From the line with "Output a JSON" down to the final line of the material below, quote every line exactly and leave out all lines before it.

--- Begin ---

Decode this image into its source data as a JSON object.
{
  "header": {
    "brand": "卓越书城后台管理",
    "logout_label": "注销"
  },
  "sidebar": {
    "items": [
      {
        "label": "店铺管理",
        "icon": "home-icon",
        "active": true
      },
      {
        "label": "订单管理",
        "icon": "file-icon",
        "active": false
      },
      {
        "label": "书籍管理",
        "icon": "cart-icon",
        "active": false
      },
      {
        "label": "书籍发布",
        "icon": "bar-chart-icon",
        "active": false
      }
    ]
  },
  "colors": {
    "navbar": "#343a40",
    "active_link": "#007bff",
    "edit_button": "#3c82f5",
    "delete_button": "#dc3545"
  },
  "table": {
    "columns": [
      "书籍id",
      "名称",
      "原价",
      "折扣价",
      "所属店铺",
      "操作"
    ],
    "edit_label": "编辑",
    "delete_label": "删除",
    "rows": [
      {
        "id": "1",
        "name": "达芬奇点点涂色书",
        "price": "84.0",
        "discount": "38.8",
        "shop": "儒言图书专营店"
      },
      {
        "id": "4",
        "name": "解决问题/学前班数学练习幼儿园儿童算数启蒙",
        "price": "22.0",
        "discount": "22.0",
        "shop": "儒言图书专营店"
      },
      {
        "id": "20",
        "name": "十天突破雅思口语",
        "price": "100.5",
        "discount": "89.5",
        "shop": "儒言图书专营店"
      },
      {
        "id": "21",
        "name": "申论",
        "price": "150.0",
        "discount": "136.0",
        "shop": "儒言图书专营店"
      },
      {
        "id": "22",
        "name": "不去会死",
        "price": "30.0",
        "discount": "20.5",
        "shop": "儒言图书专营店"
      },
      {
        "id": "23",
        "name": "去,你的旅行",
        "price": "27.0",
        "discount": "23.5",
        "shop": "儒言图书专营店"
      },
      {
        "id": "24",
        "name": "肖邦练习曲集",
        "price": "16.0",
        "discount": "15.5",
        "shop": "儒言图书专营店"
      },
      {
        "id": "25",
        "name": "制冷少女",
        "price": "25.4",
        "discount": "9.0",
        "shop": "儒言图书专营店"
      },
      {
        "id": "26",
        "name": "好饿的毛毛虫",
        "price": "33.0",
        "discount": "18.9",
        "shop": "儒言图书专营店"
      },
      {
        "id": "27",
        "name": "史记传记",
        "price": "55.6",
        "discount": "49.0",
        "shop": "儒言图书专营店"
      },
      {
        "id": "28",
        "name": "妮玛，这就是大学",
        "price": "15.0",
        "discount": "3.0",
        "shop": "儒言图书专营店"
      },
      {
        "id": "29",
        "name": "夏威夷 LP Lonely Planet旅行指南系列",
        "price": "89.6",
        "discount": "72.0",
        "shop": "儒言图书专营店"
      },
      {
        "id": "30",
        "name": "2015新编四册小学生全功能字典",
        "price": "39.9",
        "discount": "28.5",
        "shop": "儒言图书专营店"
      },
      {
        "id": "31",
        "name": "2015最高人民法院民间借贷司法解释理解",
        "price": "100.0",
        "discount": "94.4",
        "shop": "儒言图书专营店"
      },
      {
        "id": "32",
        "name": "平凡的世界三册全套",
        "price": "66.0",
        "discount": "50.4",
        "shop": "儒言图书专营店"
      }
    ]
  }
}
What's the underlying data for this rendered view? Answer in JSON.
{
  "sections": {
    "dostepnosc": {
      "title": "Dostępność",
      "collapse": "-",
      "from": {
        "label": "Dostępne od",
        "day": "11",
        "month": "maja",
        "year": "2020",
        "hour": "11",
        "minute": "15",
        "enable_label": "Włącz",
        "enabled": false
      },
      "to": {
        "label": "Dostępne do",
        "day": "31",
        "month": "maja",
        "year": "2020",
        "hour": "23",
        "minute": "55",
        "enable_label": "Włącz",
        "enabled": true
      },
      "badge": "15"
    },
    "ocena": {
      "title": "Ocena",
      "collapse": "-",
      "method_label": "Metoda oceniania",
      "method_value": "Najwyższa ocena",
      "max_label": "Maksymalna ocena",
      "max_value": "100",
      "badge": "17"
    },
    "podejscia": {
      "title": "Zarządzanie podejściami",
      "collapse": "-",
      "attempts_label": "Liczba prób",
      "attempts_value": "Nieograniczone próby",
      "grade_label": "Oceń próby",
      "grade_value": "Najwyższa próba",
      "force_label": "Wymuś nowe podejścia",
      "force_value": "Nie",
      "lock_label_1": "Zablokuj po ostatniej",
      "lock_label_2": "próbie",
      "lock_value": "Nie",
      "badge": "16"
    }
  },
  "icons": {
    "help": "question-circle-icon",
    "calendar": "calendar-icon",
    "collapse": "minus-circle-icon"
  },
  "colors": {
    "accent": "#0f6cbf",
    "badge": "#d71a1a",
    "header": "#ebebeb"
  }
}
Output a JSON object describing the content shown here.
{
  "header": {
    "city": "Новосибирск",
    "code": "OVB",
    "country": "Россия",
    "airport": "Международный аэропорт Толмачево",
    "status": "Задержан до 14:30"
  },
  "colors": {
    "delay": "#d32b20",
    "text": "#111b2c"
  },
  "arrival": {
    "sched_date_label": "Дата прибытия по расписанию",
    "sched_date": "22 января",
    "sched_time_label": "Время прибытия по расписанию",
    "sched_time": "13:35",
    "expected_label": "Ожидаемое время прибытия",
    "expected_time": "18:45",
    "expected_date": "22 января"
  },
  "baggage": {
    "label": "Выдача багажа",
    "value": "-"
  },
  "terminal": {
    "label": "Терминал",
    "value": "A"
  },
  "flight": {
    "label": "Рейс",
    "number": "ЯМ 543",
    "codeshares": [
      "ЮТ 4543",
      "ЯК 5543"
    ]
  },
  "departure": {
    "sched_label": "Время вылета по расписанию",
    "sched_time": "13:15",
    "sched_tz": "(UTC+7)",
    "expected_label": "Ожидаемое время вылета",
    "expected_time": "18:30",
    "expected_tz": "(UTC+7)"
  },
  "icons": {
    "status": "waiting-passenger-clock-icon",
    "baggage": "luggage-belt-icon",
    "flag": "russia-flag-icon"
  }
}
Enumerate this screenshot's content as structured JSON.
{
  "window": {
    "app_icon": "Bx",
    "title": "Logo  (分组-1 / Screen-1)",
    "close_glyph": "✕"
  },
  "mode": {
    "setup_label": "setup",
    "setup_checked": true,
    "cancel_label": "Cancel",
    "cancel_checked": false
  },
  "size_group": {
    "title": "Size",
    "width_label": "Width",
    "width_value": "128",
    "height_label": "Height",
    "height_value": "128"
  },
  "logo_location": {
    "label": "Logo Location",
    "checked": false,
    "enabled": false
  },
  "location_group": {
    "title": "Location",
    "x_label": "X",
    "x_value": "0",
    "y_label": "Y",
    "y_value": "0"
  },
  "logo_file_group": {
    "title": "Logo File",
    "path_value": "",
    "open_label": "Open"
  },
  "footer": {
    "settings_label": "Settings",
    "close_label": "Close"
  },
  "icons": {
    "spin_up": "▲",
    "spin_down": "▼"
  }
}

--- End ---

THE RESULT:
Output a JSON object describing the content shown here.
{
  "header": {
    "city": "Новосибирск",
    "code": "OVB",
    "country": "Россия",
    "airport": "Международный аэропорт Толмачево",
    "status": "Задержан до 14:30"
  },
  "colors": {
    "delay": "#d32b20",
    "text": "#111b2c"
  },
  "arrival": {
    "sched_date_label": "Дата прибытия по расписанию",
    "sched_date": "22 января",
    "sched_time_label": "Время прибытия по расписанию",
    "sched_time": "13:35",
    "expected_label": "Ожидаемое время прибытия",
    "expected_time": "18:45",
    "expected_date": "22 января"
  },
  "baggage": {
    "label": "Выдача багажа",
    "value": "-"
  },
  "terminal": {
    "label": "Терминал",
    "value": "A"
  },
  "flight": {
    "label": "Рейс",
    "number": "ЯМ 543",
    "codeshares": [
      "ЮТ 4543",
      "ЯК 5543"
    ]
  },
  "departure": {
    "sched_label": "Время вылета по расписанию",
    "sched_time": "13:15",
    "sched_tz": "(UTC+7)",
    "expected_label": "Ожидаемое время вылета",
    "expected_time": "18:30",
    "expected_tz": "(UTC+7)"
  },
  "icons": {
    "status": "waiting-passenger-clock-icon",
    "baggage": "luggage-belt-icon",
    "flag": "russia-flag-icon"
  }
}
Enumerate this screenshot's content as structured JSON.
{
  "window": {
    "app_icon": "Bx",
    "title": "Logo  (分组-1 / Screen-1)",
    "close_glyph": "✕"
  },
  "mode": {
    "setup_label": "setup",
    "setup_checked": true,
    "cancel_label": "Cancel",
    "cancel_checked": false
  },
  "size_group": {
    "title": "Size",
    "width_label": "Width",
    "width_value": "128",
    "height_label": "Height",
    "height_value": "128"
  },
  "logo_location": {
    "label": "Logo Location",
    "checked": false,
    "enabled": false
  },
  "location_group": {
    "title": "Location",
    "x_label": "X",
    "x_value": "0",
    "y_label": "Y",
    "y_value": "0"
  },
  "logo_file_group": {
    "title": "Logo File",
    "path_value": "",
    "open_label": "Open"
  },
  "footer": {
    "settings_label": "Settings",
    "close_label": "Close"
  },
  "icons": {
    "spin_up": "▲",
    "spin_down": "▼"
  }
}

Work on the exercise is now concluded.